━━━━━ Raw data ━━━━━

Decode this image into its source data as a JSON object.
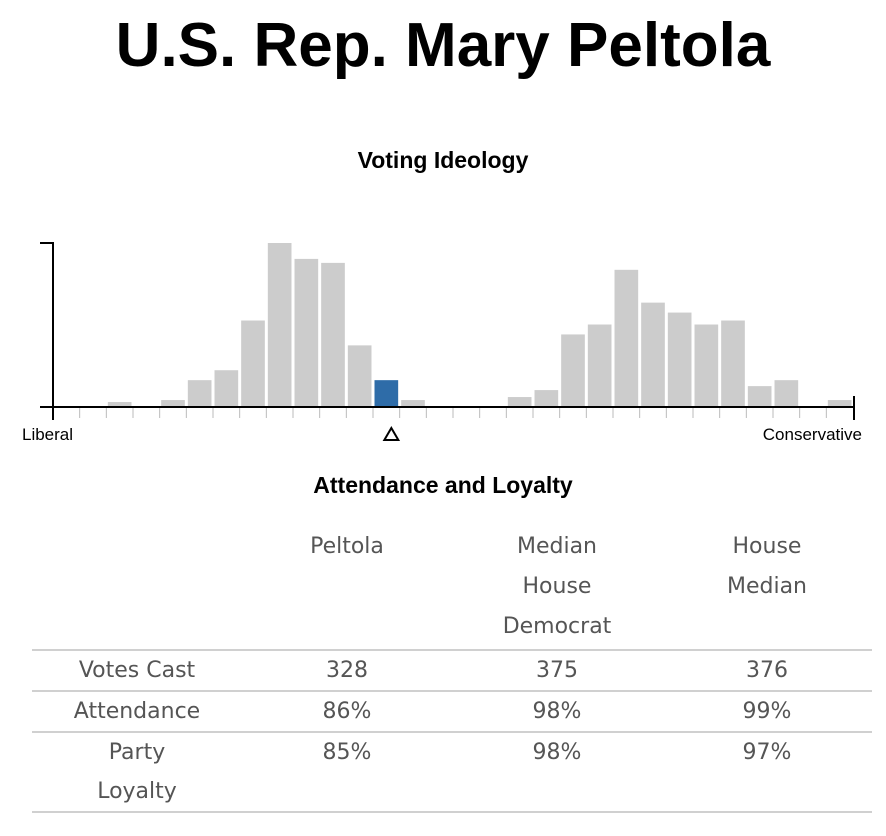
{
  "title": "U.S. Rep. Mary Peltola",
  "chart_data": {
    "type": "bar",
    "title": "Voting Ideology",
    "xlabel_left": "Liberal",
    "xlabel_right": "Conservative",
    "ylabel": "",
    "bins": 30,
    "values": [
      0,
      0,
      4,
      0,
      6,
      26,
      36,
      86,
      164,
      148,
      144,
      61,
      26,
      6,
      0,
      0,
      0,
      9,
      16,
      72,
      82,
      137,
      104,
      94,
      82,
      86,
      20,
      26,
      0,
      6
    ],
    "ylim": [
      0,
      164
    ],
    "highlight_bin": 12,
    "marker_bin": 12,
    "bar_color": "#cccccc",
    "highlight_color": "#2e6ca8"
  },
  "table": {
    "title": "Attendance and Loyalty",
    "headers": [
      "",
      "Peltola",
      "Median House Democrat",
      "House Median"
    ],
    "rows": [
      {
        "label": "Votes Cast",
        "values": [
          "328",
          "375",
          "376"
        ]
      },
      {
        "label": "Attendance",
        "values": [
          "86%",
          "98%",
          "99%"
        ]
      },
      {
        "label": "Party Loyalty",
        "values": [
          "85%",
          "98%",
          "97%"
        ]
      }
    ]
  }
}
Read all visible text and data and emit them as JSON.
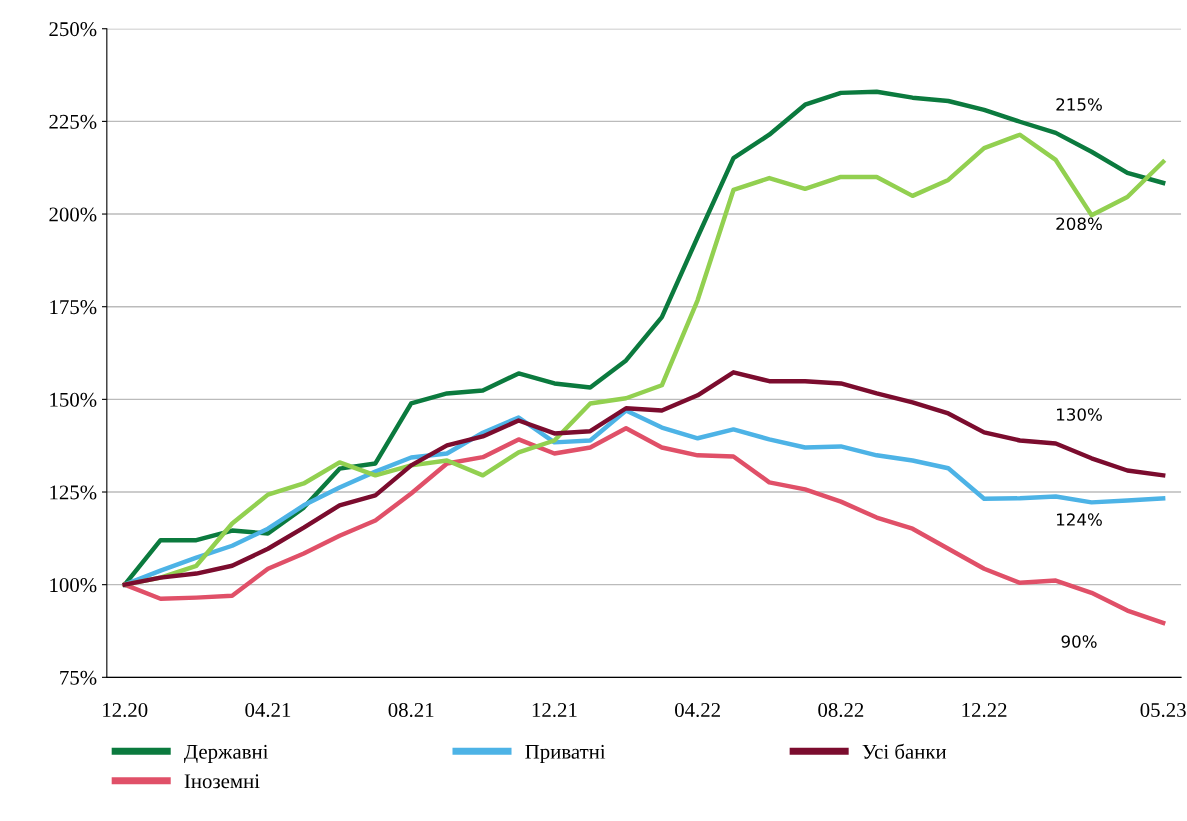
{
  "chart_data": {
    "type": "line",
    "categories": [
      "12.20",
      null,
      null,
      null,
      "04.21",
      null,
      null,
      null,
      "08.21",
      null,
      null,
      null,
      "12.21",
      null,
      null,
      null,
      "04.22",
      null,
      null,
      null,
      "08.22",
      null,
      null,
      null,
      "12.22",
      null,
      null,
      null,
      null,
      "05.23"
    ],
    "series": [
      {
        "name": "Державні",
        "color": "#0b7a3e",
        "values": [
          100,
          112,
          112,
          114.6,
          113.8,
          120.8,
          131.3,
          132.7,
          148.9,
          151.6,
          152.4,
          157.0,
          154.3,
          153.2,
          160.5,
          172.2,
          193.8,
          215.1,
          221.4,
          229.5,
          232.7,
          233.0,
          231.4,
          230.5,
          228.1,
          224.9,
          221.9,
          216.8,
          211.1,
          208.4
        ]
      },
      {
        "name": "Іноземні",
        "color": "#e05068",
        "values": [
          100,
          96.2,
          96.5,
          97.0,
          104.3,
          108.4,
          113.2,
          117.3,
          124.6,
          132.7,
          134.4,
          139.2,
          135.4,
          137.0,
          142.2,
          137.0,
          134.9,
          134.6,
          127.6,
          125.7,
          122.4,
          118.1,
          115.1,
          109.7,
          104.3,
          100.5,
          101.1,
          97.8,
          93.0,
          89.7
        ]
      },
      {
        "name": "Приватні",
        "color": "#4db3e6",
        "values": [
          100,
          103.8,
          107.3,
          110.5,
          115.1,
          121.4,
          126.2,
          130.5,
          134.3,
          135.4,
          141.0,
          145.1,
          138.4,
          138.9,
          147.0,
          142.4,
          139.5,
          141.9,
          139.2,
          137.0,
          137.3,
          134.9,
          133.5,
          131.4,
          123.2,
          123.3,
          123.8,
          122.2,
          122.7,
          123.3
        ]
      },
      {
        "color": "#92d050",
        "values": [
          100,
          101.9,
          105.1,
          116.5,
          124.3,
          127.3,
          133.0,
          129.5,
          132.2,
          133.5,
          129.5,
          135.7,
          138.9,
          148.9,
          150.3,
          153.8,
          176.8,
          206.5,
          209.7,
          206.8,
          210.0,
          210.0,
          204.9,
          209.2,
          217.8,
          221.4,
          214.6,
          199.7,
          204.6,
          214.1
        ]
      },
      {
        "name": "Усі банки",
        "color": "#7b0c2e",
        "values": [
          100,
          101.9,
          103.0,
          105.1,
          109.7,
          115.4,
          121.4,
          124.1,
          132.2,
          137.6,
          140.0,
          144.3,
          140.8,
          141.4,
          147.6,
          147.0,
          151.1,
          157.3,
          154.9,
          154.9,
          154.3,
          151.6,
          149.2,
          146.2,
          141.1,
          138.9,
          138.1,
          134.1,
          130.8,
          129.5
        ]
      }
    ],
    "ylim": [
      75,
      250
    ],
    "yticks": [
      {
        "value": 75,
        "label": "75%"
      },
      {
        "value": 100,
        "label": "100%"
      },
      {
        "value": 125,
        "label": "125%"
      },
      {
        "value": 150,
        "label": "150%"
      },
      {
        "value": 175,
        "label": "175%"
      },
      {
        "value": 200,
        "label": "200%"
      },
      {
        "value": 225,
        "label": "225%"
      },
      {
        "value": 250,
        "label": "250%"
      }
    ],
    "annotations": [
      "215%",
      "208%",
      "130%",
      "124%",
      "90%"
    ],
    "grid": "y",
    "legend": "bottom",
    "marker": "none",
    "line_style": "solid"
  }
}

━━━━━

### [Task prompt]
Check each line of the records above for the string "name", and report every line that has it.

### [Reply to the task]
        "name": "Державні",
        "name": "Іноземні",
        "name": "Приватні",
        "name": "Усі банки",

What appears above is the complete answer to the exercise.